GOAL:
In the listing below, find every line with the string "ASFALTO" and pull it out.

[Entries taken from a collection]
** start **

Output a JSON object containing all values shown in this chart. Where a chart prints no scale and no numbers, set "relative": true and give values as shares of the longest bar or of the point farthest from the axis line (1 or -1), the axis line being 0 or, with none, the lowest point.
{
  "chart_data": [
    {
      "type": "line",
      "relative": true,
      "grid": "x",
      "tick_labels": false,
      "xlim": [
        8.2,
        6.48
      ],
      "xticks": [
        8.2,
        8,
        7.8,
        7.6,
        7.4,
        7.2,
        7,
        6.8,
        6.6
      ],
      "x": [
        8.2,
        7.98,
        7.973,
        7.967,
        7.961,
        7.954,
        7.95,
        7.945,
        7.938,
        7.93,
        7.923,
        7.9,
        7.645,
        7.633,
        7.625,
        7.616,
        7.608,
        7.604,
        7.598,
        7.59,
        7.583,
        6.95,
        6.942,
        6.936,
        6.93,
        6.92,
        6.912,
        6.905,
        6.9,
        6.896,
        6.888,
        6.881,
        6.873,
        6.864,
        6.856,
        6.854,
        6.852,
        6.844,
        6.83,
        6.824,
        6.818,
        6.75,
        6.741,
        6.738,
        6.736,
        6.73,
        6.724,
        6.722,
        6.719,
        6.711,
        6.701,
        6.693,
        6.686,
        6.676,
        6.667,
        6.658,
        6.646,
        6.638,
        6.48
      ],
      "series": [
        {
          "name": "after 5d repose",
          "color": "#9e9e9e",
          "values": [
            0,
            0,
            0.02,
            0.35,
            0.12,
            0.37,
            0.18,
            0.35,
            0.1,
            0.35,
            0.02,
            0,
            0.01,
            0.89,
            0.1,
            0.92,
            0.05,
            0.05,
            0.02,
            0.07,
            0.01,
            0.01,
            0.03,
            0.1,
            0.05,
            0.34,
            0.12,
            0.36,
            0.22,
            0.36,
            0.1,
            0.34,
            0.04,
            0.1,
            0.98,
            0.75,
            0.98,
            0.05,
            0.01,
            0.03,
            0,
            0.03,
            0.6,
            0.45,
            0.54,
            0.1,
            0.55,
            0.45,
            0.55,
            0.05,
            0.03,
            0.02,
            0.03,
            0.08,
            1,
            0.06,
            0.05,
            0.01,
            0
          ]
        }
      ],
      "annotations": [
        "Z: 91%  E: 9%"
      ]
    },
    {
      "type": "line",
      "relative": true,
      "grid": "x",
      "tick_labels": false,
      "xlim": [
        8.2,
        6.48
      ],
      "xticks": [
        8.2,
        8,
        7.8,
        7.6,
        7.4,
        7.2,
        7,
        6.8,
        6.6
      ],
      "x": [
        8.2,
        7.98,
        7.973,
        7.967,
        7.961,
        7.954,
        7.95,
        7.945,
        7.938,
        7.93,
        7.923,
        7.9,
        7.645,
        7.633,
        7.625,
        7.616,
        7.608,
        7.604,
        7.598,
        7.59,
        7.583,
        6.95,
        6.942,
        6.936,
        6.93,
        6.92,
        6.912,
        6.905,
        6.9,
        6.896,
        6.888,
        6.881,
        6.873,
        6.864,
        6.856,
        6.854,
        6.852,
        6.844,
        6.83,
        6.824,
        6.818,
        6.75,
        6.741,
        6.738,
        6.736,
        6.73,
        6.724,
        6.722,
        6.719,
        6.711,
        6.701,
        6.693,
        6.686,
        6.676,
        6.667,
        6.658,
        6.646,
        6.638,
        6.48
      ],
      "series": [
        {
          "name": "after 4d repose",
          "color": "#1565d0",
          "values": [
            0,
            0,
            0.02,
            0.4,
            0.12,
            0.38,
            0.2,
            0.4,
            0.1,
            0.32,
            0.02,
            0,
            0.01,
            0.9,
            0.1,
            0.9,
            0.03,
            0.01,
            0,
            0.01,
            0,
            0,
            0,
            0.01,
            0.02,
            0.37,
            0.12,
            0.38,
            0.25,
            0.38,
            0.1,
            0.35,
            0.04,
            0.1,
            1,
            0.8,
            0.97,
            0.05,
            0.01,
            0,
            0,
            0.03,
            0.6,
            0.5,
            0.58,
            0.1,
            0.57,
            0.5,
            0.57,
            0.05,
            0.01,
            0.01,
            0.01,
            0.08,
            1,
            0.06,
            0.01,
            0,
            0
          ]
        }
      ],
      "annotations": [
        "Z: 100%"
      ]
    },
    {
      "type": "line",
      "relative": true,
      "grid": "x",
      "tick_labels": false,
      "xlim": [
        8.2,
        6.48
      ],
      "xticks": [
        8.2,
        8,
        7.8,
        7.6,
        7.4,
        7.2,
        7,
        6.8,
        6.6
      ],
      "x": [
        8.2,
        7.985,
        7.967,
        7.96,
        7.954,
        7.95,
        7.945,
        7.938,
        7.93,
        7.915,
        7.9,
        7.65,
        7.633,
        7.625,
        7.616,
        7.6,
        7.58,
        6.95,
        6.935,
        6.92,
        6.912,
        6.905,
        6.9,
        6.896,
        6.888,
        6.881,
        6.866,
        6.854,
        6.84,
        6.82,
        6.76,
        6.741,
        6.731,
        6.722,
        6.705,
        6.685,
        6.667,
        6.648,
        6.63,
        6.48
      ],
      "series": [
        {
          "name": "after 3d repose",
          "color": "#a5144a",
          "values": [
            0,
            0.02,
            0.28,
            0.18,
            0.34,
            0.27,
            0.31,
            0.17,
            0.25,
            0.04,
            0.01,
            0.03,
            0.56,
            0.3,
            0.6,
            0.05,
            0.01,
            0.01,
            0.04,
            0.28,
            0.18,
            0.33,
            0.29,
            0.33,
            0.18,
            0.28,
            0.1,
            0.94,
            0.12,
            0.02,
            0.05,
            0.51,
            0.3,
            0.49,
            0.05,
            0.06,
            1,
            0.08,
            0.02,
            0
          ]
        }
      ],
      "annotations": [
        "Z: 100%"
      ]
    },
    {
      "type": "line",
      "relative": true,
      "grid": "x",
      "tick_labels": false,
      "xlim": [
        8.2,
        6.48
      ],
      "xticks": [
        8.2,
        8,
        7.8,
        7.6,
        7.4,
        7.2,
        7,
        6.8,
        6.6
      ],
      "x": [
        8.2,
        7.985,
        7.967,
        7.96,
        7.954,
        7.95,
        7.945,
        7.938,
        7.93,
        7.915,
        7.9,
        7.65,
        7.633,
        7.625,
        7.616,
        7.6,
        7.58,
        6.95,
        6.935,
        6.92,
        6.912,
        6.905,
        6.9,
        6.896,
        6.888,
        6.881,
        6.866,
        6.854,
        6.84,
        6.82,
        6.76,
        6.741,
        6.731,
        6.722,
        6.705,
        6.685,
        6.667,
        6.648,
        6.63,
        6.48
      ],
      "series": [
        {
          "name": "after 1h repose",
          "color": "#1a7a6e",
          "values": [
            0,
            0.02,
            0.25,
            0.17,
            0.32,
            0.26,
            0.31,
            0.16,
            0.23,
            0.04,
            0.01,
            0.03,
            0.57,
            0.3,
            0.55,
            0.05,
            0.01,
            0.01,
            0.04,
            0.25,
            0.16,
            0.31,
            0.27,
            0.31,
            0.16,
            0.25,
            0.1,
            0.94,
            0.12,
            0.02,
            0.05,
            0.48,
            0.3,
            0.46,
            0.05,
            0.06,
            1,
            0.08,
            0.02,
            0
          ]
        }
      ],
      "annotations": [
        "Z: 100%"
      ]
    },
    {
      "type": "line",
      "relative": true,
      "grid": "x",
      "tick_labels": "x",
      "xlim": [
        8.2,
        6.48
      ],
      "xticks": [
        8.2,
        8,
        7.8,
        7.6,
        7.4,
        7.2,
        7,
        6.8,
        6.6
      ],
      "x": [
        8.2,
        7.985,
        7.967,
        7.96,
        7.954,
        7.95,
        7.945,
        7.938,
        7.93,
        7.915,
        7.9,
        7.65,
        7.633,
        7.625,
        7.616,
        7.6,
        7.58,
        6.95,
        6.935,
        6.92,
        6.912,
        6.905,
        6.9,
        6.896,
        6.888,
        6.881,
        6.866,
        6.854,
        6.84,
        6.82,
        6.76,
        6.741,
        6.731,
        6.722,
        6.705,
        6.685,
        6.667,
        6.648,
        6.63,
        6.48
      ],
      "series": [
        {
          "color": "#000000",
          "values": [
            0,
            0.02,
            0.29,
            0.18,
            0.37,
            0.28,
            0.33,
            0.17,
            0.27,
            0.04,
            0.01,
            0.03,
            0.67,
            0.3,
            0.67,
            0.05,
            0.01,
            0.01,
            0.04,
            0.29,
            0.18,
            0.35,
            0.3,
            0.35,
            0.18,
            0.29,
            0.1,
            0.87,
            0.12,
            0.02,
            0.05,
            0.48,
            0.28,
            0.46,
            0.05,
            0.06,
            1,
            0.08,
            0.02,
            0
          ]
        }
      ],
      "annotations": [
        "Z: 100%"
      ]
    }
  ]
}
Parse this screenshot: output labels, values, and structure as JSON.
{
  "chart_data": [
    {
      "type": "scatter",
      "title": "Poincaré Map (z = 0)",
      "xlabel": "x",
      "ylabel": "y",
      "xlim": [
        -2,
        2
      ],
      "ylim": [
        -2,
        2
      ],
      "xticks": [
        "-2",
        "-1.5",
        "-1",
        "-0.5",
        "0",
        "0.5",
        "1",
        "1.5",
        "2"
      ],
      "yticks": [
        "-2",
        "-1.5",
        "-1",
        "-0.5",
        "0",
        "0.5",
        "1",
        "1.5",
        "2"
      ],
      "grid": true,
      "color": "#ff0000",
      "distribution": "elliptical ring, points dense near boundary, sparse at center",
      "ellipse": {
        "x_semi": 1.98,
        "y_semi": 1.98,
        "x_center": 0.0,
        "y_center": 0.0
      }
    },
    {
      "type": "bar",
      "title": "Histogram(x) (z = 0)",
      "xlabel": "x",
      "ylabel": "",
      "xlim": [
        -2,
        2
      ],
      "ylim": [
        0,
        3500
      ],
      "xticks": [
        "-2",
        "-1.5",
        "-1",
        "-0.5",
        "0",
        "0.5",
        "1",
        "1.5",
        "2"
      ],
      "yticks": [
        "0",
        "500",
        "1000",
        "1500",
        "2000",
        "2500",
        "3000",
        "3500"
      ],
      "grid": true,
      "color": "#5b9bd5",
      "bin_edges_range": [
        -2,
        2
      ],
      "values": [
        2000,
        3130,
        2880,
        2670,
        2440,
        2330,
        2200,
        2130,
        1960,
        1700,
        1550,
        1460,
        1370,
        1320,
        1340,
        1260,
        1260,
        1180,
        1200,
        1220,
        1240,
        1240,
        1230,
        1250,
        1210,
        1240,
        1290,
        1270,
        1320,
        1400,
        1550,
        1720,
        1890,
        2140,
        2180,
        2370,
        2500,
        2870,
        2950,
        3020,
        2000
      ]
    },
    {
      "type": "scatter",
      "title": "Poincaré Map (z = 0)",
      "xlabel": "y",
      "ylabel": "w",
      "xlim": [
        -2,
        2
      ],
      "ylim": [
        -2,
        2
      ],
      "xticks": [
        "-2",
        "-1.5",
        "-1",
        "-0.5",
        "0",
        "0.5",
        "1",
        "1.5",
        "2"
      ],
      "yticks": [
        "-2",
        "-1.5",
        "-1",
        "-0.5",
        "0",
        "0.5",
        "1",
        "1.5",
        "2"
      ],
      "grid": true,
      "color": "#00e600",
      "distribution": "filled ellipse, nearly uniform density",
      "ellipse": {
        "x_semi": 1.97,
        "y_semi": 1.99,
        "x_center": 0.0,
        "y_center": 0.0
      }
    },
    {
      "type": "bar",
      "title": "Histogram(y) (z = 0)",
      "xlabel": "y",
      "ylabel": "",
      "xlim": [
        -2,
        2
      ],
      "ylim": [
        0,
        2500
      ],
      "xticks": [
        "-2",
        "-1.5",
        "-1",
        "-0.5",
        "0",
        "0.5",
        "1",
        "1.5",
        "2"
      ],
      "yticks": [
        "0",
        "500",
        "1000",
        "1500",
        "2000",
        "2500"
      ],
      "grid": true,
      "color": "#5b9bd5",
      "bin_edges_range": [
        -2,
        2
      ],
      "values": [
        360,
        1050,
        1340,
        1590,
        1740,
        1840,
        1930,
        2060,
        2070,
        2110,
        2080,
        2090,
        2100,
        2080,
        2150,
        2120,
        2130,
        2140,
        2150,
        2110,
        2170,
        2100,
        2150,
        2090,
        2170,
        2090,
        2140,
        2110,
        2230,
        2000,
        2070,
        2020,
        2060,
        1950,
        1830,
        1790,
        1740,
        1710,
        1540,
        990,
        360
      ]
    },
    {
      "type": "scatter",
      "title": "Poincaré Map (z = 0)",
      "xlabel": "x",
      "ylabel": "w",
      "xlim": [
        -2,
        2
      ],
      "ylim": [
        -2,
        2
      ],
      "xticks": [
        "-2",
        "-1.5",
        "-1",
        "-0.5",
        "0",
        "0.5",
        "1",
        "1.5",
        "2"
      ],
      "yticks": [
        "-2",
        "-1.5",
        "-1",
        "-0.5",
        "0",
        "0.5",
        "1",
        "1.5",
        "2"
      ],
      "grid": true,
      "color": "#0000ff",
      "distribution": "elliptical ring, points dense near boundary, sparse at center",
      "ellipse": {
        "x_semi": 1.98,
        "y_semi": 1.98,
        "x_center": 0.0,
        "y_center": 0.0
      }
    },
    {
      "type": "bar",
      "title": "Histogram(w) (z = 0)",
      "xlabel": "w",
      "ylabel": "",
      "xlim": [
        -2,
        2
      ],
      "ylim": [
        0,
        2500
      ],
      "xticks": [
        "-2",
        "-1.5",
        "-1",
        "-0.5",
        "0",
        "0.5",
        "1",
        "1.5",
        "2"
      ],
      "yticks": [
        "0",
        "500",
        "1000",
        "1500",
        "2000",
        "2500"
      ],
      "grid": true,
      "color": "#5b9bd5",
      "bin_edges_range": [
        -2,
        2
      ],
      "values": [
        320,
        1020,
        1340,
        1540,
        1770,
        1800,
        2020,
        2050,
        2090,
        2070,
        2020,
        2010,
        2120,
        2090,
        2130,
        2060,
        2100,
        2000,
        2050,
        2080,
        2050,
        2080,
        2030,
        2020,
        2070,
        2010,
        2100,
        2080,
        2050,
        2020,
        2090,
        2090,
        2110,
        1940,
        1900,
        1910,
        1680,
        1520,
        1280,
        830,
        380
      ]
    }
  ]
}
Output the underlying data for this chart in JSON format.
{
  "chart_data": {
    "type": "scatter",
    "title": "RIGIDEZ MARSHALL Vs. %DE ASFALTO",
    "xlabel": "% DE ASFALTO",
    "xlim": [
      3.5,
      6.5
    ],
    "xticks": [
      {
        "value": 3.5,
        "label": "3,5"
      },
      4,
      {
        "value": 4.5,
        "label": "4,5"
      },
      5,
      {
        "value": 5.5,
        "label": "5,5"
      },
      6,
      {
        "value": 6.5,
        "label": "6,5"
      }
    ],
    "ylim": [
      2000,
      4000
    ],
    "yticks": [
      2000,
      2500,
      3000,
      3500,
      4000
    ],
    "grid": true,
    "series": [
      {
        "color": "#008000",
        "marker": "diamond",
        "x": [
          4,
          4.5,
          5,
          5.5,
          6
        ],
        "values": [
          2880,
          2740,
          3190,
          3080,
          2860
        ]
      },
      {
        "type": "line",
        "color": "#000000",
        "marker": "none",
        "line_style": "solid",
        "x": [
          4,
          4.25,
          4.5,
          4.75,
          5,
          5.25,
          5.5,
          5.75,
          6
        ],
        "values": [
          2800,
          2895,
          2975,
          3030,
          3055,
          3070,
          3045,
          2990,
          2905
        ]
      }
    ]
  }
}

** end **

WRITTEN SOLUTION:
    "title": "RIGIDEZ MARSHALL Vs. %DE ASFALTO",
    "xlabel": "% DE ASFALTO",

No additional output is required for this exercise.